[Extracted data entries]
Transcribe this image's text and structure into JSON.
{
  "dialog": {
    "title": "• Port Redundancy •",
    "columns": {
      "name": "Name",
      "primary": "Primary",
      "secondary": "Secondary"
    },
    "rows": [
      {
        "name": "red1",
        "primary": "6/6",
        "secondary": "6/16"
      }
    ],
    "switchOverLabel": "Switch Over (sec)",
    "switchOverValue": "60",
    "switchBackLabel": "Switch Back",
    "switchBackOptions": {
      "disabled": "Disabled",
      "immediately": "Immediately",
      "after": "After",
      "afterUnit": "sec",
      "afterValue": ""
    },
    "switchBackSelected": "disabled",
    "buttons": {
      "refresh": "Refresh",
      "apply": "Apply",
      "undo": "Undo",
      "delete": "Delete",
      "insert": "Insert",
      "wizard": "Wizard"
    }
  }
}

→ **EXERCISE INSTRUCTIONS**
Extract every line above exactly as it stands.

→ **REPLY TO THE TASK**
Transcribe this image's text and structure into JSON.
{
  "dialog": {
    "title": "• Port Redundancy •",
    "columns": {
      "name": "Name",
      "primary": "Primary",
      "secondary": "Secondary"
    },
    "rows": [
      {
        "name": "red1",
        "primary": "6/6",
        "secondary": "6/16"
      }
    ],
    "switchOverLabel": "Switch Over (sec)",
    "switchOverValue": "60",
    "switchBackLabel": "Switch Back",
    "switchBackOptions": {
      "disabled": "Disabled",
      "immediately": "Immediately",
      "after": "After",
      "afterUnit": "sec",
      "afterValue": ""
    },
    "switchBackSelected": "disabled",
    "buttons": {
      "refresh": "Refresh",
      "apply": "Apply",
      "undo": "Undo",
      "delete": "Delete",
      "insert": "Insert",
      "wizard": "Wizard"
    }
  }
}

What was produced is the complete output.